[Rows start]

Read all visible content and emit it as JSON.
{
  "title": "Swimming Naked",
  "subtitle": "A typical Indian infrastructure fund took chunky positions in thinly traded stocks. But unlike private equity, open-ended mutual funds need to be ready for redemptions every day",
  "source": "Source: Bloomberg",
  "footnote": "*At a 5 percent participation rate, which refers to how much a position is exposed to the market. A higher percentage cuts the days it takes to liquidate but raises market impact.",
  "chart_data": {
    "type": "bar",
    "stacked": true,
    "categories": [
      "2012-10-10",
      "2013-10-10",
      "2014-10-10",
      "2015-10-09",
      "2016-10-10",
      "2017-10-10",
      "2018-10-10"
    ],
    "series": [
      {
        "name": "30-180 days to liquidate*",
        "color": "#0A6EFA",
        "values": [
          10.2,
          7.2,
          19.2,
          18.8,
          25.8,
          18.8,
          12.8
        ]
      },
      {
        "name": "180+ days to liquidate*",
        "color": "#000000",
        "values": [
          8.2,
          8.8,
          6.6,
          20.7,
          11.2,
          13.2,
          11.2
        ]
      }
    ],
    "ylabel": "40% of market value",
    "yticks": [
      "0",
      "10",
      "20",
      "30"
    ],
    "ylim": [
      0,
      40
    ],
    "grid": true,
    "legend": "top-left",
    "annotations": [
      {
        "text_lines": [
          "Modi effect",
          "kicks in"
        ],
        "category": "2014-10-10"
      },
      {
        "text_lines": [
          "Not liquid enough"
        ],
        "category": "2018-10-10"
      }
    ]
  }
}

[Rows end]

[Problem statement]: Write out the data again, exactly and in full.

[Answer to this problem]:
Read all visible content and emit it as JSON.
{
  "title": "Swimming Naked",
  "subtitle": "A typical Indian infrastructure fund took chunky positions in thinly traded stocks. But unlike private equity, open-ended mutual funds need to be ready for redemptions every day",
  "source": "Source: Bloomberg",
  "footnote": "*At a 5 percent participation rate, which refers to how much a position is exposed to the market. A higher percentage cuts the days it takes to liquidate but raises market impact.",
  "chart_data": {
    "type": "bar",
    "stacked": true,
    "categories": [
      "2012-10-10",
      "2013-10-10",
      "2014-10-10",
      "2015-10-09",
      "2016-10-10",
      "2017-10-10",
      "2018-10-10"
    ],
    "series": [
      {
        "name": "30-180 days to liquidate*",
        "color": "#0A6EFA",
        "values": [
          10.2,
          7.2,
          19.2,
          18.8,
          25.8,
          18.8,
          12.8
        ]
      },
      {
        "name": "180+ days to liquidate*",
        "color": "#000000",
        "values": [
          8.2,
          8.8,
          6.6,
          20.7,
          11.2,
          13.2,
          11.2
        ]
      }
    ],
    "ylabel": "40% of market value",
    "yticks": [
      "0",
      "10",
      "20",
      "30"
    ],
    "ylim": [
      0,
      40
    ],
    "grid": true,
    "legend": "top-left",
    "annotations": [
      {
        "text_lines": [
          "Modi effect",
          "kicks in"
        ],
        "category": "2014-10-10"
      },
      {
        "text_lines": [
          "Not liquid enough"
        ],
        "category": "2018-10-10"
      }
    ]
  }
}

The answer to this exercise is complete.